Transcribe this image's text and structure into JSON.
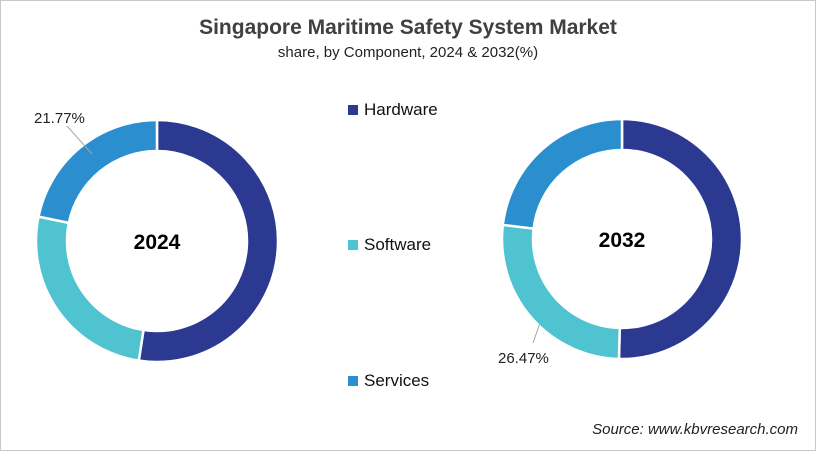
{
  "chart_data": [
    {
      "type": "pie",
      "variant": "donut",
      "title": "Singapore Maritime Safety System Market",
      "subtitle": "share, by Component, 2024 & 2032(%)",
      "center_label": "2024",
      "categories": [
        "Hardware",
        "Software",
        "Services"
      ],
      "values": [
        52.4,
        25.83,
        21.77
      ],
      "labeled_values": {
        "Services": "21.77%"
      },
      "colors": [
        "#2b3990",
        "#4fc3d0",
        "#2b8fcf"
      ],
      "start_angle": "top, clockwise"
    },
    {
      "type": "pie",
      "variant": "donut",
      "title": "Singapore Maritime Safety System Market",
      "subtitle": "share, by Component, 2024 & 2032(%)",
      "center_label": "2032",
      "categories": [
        "Hardware",
        "Software",
        "Services"
      ],
      "values": [
        50.4,
        26.47,
        23.13
      ],
      "labeled_values": {
        "Software": "26.47%"
      },
      "colors": [
        "#2b3990",
        "#4fc3d0",
        "#2b8fcf"
      ],
      "start_angle": "top, clockwise"
    }
  ],
  "header": {
    "title": "Singapore Maritime Safety System Market",
    "subtitle": "share, by Component, 2024 & 2032(%)"
  },
  "legend": {
    "items": [
      {
        "label": "Hardware",
        "color": "#2b3990"
      },
      {
        "label": "Software",
        "color": "#4fc3d0"
      },
      {
        "label": "Services",
        "color": "#2b8fcf"
      }
    ]
  },
  "annotations": {
    "donut_2024_label": "21.77%",
    "donut_2032_label": "26.47%"
  },
  "footer": {
    "source": "Source: www.kbvresearch.com"
  }
}
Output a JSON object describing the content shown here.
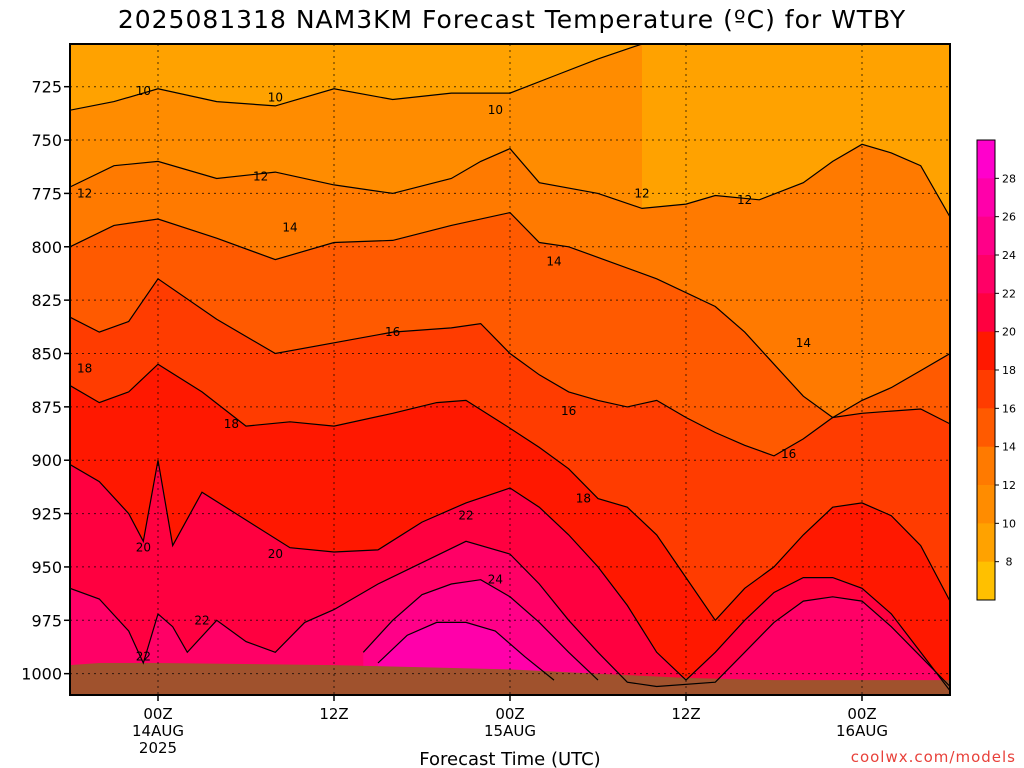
{
  "chart_data": {
    "type": "heatmap",
    "title": "2025081318 NAM3KM Forecast Temperature (ºC) for WTBY",
    "xlabel": "Forecast Time (UTC)",
    "ylabel": "",
    "y_axis": {
      "reversed": true,
      "ylim": [
        1010,
        705
      ],
      "ticks": [
        725,
        750,
        775,
        800,
        825,
        850,
        875,
        900,
        925,
        950,
        975,
        1000
      ],
      "grid": true
    },
    "x_axis": {
      "xlim": [
        -6,
        54
      ],
      "ticks": [
        {
          "h": 0,
          "lines": [
            "00Z",
            "14AUG",
            "2025"
          ]
        },
        {
          "h": 12,
          "lines": [
            "12Z"
          ]
        },
        {
          "h": 24,
          "lines": [
            "00Z",
            "15AUG"
          ]
        },
        {
          "h": 36,
          "lines": [
            "12Z"
          ]
        },
        {
          "h": 48,
          "lines": [
            "00Z",
            "16AUG"
          ]
        }
      ],
      "grid": true
    },
    "levels": [
      6,
      8,
      10,
      12,
      14,
      16,
      18,
      20,
      22,
      24,
      26,
      28
    ],
    "colorbar": {
      "labels": [
        "8",
        "10",
        "12",
        "14",
        "16",
        "18",
        "20",
        "22",
        "24",
        "26",
        "28"
      ],
      "colors": [
        "#ffc000",
        "#ffa200",
        "#ff8c00",
        "#ff7a00",
        "#ff5a00",
        "#ff3c00",
        "#ff1800",
        "#ff0040",
        "#ff0066",
        "#ff0088",
        "#ff00aa",
        "#ff00cc"
      ]
    },
    "isotherms": [
      {
        "value": 10,
        "points": [
          [
            -6,
            736
          ],
          [
            -3,
            732
          ],
          [
            0,
            726
          ],
          [
            4,
            732
          ],
          [
            8,
            734
          ],
          [
            12,
            726
          ],
          [
            16,
            731
          ],
          [
            20,
            728
          ],
          [
            24,
            728
          ],
          [
            27,
            720
          ],
          [
            30,
            712
          ],
          [
            33,
            705
          ]
        ]
      },
      {
        "value": 12,
        "points": [
          [
            -6,
            772
          ],
          [
            -3,
            762
          ],
          [
            0,
            760
          ],
          [
            4,
            768
          ],
          [
            8,
            765
          ],
          [
            12,
            771
          ],
          [
            16,
            775
          ],
          [
            20,
            768
          ],
          [
            22,
            760
          ],
          [
            24,
            754
          ],
          [
            26,
            770
          ],
          [
            30,
            775
          ],
          [
            33,
            782
          ],
          [
            36,
            780
          ],
          [
            38,
            776
          ],
          [
            41,
            778
          ],
          [
            44,
            770
          ],
          [
            46,
            760
          ],
          [
            48,
            752
          ],
          [
            50,
            756
          ],
          [
            52,
            762
          ],
          [
            54,
            786
          ]
        ]
      },
      {
        "value": 14,
        "points": [
          [
            -6,
            800
          ],
          [
            -3,
            790
          ],
          [
            0,
            787
          ],
          [
            4,
            796
          ],
          [
            8,
            806
          ],
          [
            12,
            798
          ],
          [
            16,
            797
          ],
          [
            20,
            790
          ],
          [
            24,
            784
          ],
          [
            26,
            798
          ],
          [
            28,
            800
          ],
          [
            30,
            805
          ],
          [
            34,
            815
          ],
          [
            38,
            828
          ],
          [
            40,
            840
          ],
          [
            42,
            855
          ],
          [
            44,
            870
          ],
          [
            46,
            880
          ],
          [
            48,
            872
          ],
          [
            50,
            866
          ],
          [
            52,
            858
          ],
          [
            54,
            850
          ]
        ]
      },
      {
        "value": 16,
        "points": [
          [
            -6,
            833
          ],
          [
            -4,
            840
          ],
          [
            -2,
            835
          ],
          [
            0,
            815
          ],
          [
            4,
            834
          ],
          [
            8,
            850
          ],
          [
            12,
            845
          ],
          [
            16,
            840
          ],
          [
            20,
            838
          ],
          [
            22,
            836
          ],
          [
            24,
            850
          ],
          [
            26,
            860
          ],
          [
            28,
            868
          ],
          [
            30,
            872
          ],
          [
            32,
            875
          ],
          [
            34,
            872
          ],
          [
            36,
            880
          ],
          [
            38,
            887
          ],
          [
            40,
            893
          ],
          [
            42,
            898
          ],
          [
            44,
            890
          ],
          [
            46,
            880
          ],
          [
            48,
            878
          ],
          [
            50,
            877
          ],
          [
            52,
            876
          ],
          [
            54,
            883
          ]
        ]
      },
      {
        "value": 18,
        "points": [
          [
            -6,
            865
          ],
          [
            -4,
            873
          ],
          [
            -2,
            868
          ],
          [
            0,
            855
          ],
          [
            3,
            868
          ],
          [
            6,
            884
          ],
          [
            9,
            882
          ],
          [
            12,
            884
          ],
          [
            16,
            878
          ],
          [
            19,
            873
          ],
          [
            21,
            872
          ],
          [
            24,
            885
          ],
          [
            26,
            894
          ],
          [
            28,
            904
          ],
          [
            30,
            918
          ],
          [
            32,
            922
          ],
          [
            34,
            935
          ],
          [
            36,
            955
          ],
          [
            38,
            975
          ],
          [
            40,
            960
          ],
          [
            42,
            950
          ],
          [
            44,
            935
          ],
          [
            46,
            922
          ],
          [
            48,
            920
          ],
          [
            50,
            926
          ],
          [
            52,
            940
          ],
          [
            54,
            966
          ]
        ]
      },
      {
        "value": 20,
        "points": [
          [
            -6,
            902
          ],
          [
            -4,
            910
          ],
          [
            -2,
            925
          ],
          [
            -1,
            938
          ],
          [
            0,
            900
          ],
          [
            1,
            940
          ],
          [
            3,
            915
          ],
          [
            6,
            928
          ],
          [
            9,
            941
          ],
          [
            12,
            943
          ],
          [
            15,
            942
          ],
          [
            18,
            929
          ],
          [
            21,
            920
          ],
          [
            24,
            913
          ],
          [
            26,
            922
          ],
          [
            28,
            935
          ],
          [
            30,
            950
          ],
          [
            32,
            968
          ],
          [
            34,
            990
          ],
          [
            36,
            1003
          ],
          [
            38,
            990
          ],
          [
            40,
            975
          ],
          [
            42,
            962
          ],
          [
            44,
            955
          ],
          [
            46,
            955
          ],
          [
            48,
            960
          ],
          [
            50,
            972
          ],
          [
            52,
            990
          ],
          [
            54,
            1008
          ]
        ]
      },
      {
        "value": 22,
        "points": [
          [
            -6,
            960
          ],
          [
            -4,
            965
          ],
          [
            -2,
            980
          ],
          [
            -1,
            995
          ],
          [
            0,
            972
          ],
          [
            1,
            978
          ],
          [
            2,
            990
          ],
          [
            4,
            975
          ],
          [
            6,
            985
          ],
          [
            8,
            990
          ],
          [
            10,
            976
          ],
          [
            12,
            970
          ],
          [
            15,
            958
          ],
          [
            18,
            948
          ],
          [
            21,
            938
          ],
          [
            24,
            944
          ],
          [
            26,
            958
          ],
          [
            28,
            975
          ],
          [
            30,
            990
          ],
          [
            32,
            1004
          ],
          [
            34,
            1006
          ],
          [
            38,
            1004
          ],
          [
            40,
            990
          ],
          [
            42,
            976
          ],
          [
            44,
            966
          ],
          [
            46,
            964
          ],
          [
            48,
            966
          ],
          [
            50,
            978
          ],
          [
            52,
            992
          ],
          [
            54,
            1006
          ]
        ]
      },
      {
        "value": 24,
        "points": [
          [
            14,
            990
          ],
          [
            16,
            975
          ],
          [
            18,
            963
          ],
          [
            20,
            958
          ],
          [
            22,
            956
          ],
          [
            24,
            964
          ],
          [
            26,
            976
          ],
          [
            28,
            990
          ],
          [
            30,
            1003
          ]
        ]
      },
      {
        "value": 26,
        "points": [
          [
            15,
            995
          ],
          [
            17,
            982
          ],
          [
            19,
            976
          ],
          [
            21,
            976
          ],
          [
            23,
            980
          ],
          [
            25,
            992
          ],
          [
            27,
            1003
          ]
        ]
      }
    ],
    "contour_labels": [
      {
        "text": "10",
        "h": -1,
        "p": 727
      },
      {
        "text": "10",
        "h": 8,
        "p": 730
      },
      {
        "text": "10",
        "h": 23,
        "p": 736
      },
      {
        "text": "12",
        "h": -5,
        "p": 775
      },
      {
        "text": "12",
        "h": 7,
        "p": 767
      },
      {
        "text": "12",
        "h": 33,
        "p": 775
      },
      {
        "text": "12",
        "h": 40,
        "p": 778
      },
      {
        "text": "14",
        "h": 9,
        "p": 791
      },
      {
        "text": "14",
        "h": 27,
        "p": 807
      },
      {
        "text": "14",
        "h": 44,
        "p": 845
      },
      {
        "text": "16",
        "h": 16,
        "p": 840
      },
      {
        "text": "16",
        "h": 28,
        "p": 877
      },
      {
        "text": "16",
        "h": 43,
        "p": 897
      },
      {
        "text": "18",
        "h": -5,
        "p": 857
      },
      {
        "text": "18",
        "h": 5,
        "p": 883
      },
      {
        "text": "18",
        "h": 29,
        "p": 918
      },
      {
        "text": "20",
        "h": -1,
        "p": 941
      },
      {
        "text": "20",
        "h": 8,
        "p": 944
      },
      {
        "text": "22",
        "h": 21,
        "p": 926
      },
      {
        "text": "22",
        "h": 3,
        "p": 975
      },
      {
        "text": "22",
        "h": -1,
        "p": 992
      },
      {
        "text": "24",
        "h": 23,
        "p": 956
      }
    ],
    "ground": {
      "color": "#a0522d",
      "points": [
        [
          -6,
          996
        ],
        [
          -4,
          995
        ],
        [
          0,
          995
        ],
        [
          12,
          996
        ],
        [
          24,
          998
        ],
        [
          30,
          1000
        ],
        [
          36,
          1002
        ],
        [
          42,
          1003
        ],
        [
          48,
          1003
        ],
        [
          54,
          1003
        ]
      ]
    },
    "credit": "coolwx.com/models"
  }
}
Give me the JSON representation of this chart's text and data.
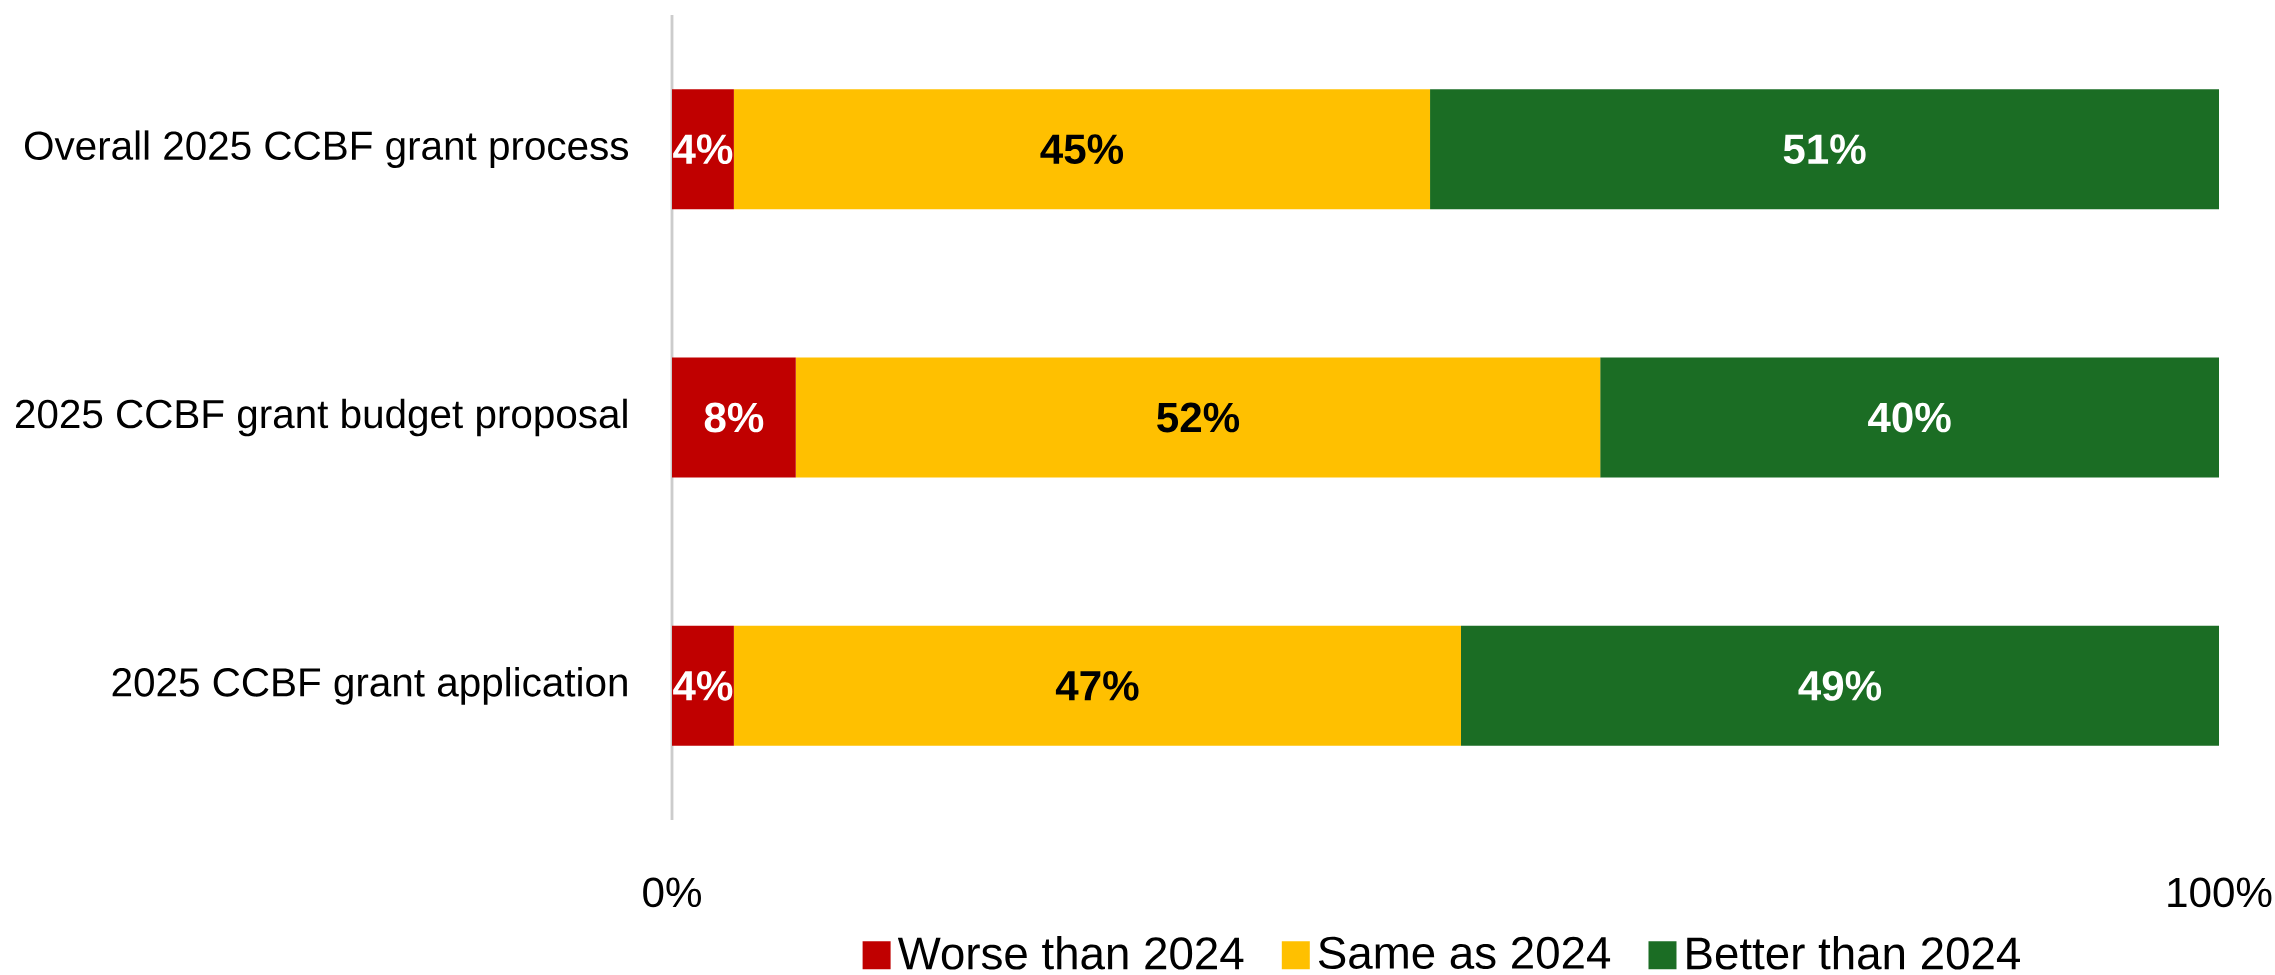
{
  "chart_data": {
    "type": "bar",
    "orientation": "horizontal",
    "stacked": true,
    "categories": [
      "Overall 2025 CCBF grant process",
      "2025 CCBF grant budget proposal",
      "2025 CCBF grant application"
    ],
    "series": [
      {
        "name": "Worse than 2024",
        "color": "#c00000",
        "values": [
          4,
          8,
          4
        ],
        "value_labels": [
          "4%",
          "8%",
          "4%"
        ]
      },
      {
        "name": "Same as 2024",
        "color": "#ffc000",
        "values": [
          45,
          52,
          47
        ],
        "value_labels": [
          "45%",
          "52%",
          "47%"
        ]
      },
      {
        "name": "Better than 2024",
        "color": "#1b6d24",
        "values": [
          51,
          40,
          49
        ],
        "value_labels": [
          "51%",
          "40%",
          "49%"
        ]
      }
    ],
    "xlim": [
      0,
      100
    ],
    "xticks": [
      {
        "value": 0,
        "label": "0%"
      },
      {
        "value": 100,
        "label": "100%"
      }
    ],
    "grid": false,
    "legend": "bottom"
  }
}
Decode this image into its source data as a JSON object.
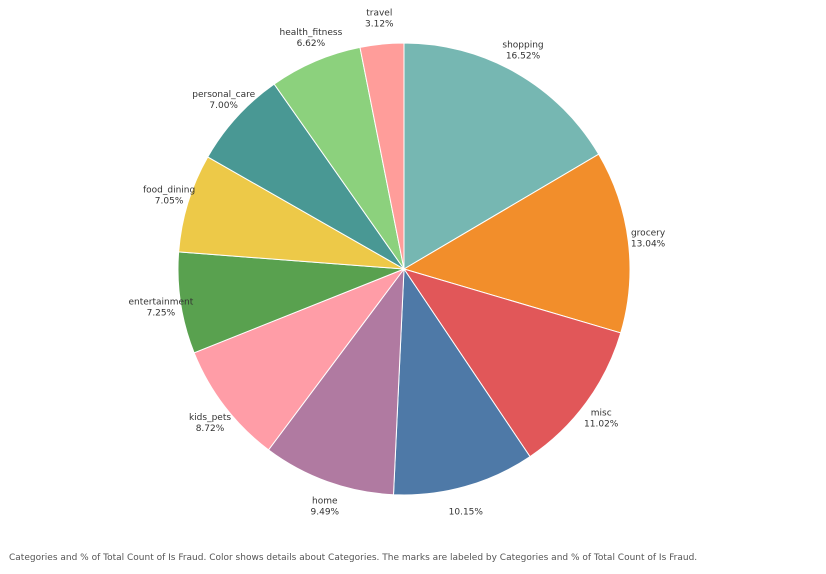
{
  "chart_data": {
    "type": "pie",
    "slices": [
      {
        "category": "shopping",
        "percent": 16.52,
        "label": "16.52%",
        "color": "#76b7b2"
      },
      {
        "category": "grocery",
        "percent": 13.04,
        "label": "13.04%",
        "color": "#f28e2b"
      },
      {
        "category": "misc",
        "percent": 11.02,
        "label": "11.02%",
        "color": "#e15759"
      },
      {
        "category": "",
        "percent": 10.15,
        "label": "10.15%",
        "color": "#4e79a7"
      },
      {
        "category": "home",
        "percent": 9.49,
        "label": "9.49%",
        "color": "#b07aa1"
      },
      {
        "category": "kids_pets",
        "percent": 8.72,
        "label": "8.72%",
        "color": "#ff9da7"
      },
      {
        "category": "entertainment",
        "percent": 7.25,
        "label": "7.25%",
        "color": "#59a14f"
      },
      {
        "category": "food_dining",
        "percent": 7.05,
        "label": "7.05%",
        "color": "#edc948"
      },
      {
        "category": "personal_care",
        "percent": 7.0,
        "label": "7.00%",
        "color": "#499894"
      },
      {
        "category": "health_fitness",
        "percent": 6.62,
        "label": "6.62%",
        "color": "#8cd17d"
      },
      {
        "category": "travel",
        "percent": 3.12,
        "label": "3.12%",
        "color": "#ff9d9a"
      }
    ]
  },
  "caption": "Categories and % of Total Count of Is Fraud.  Color shows details about Categories.  The marks are labeled by Categories and % of Total Count of Is Fraud."
}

^^^^^^^^^^^^^^^^

— EXERCISE —
Report how many lines in the records above contain the word "source", giving only the number.

— THE OUTPUT —
2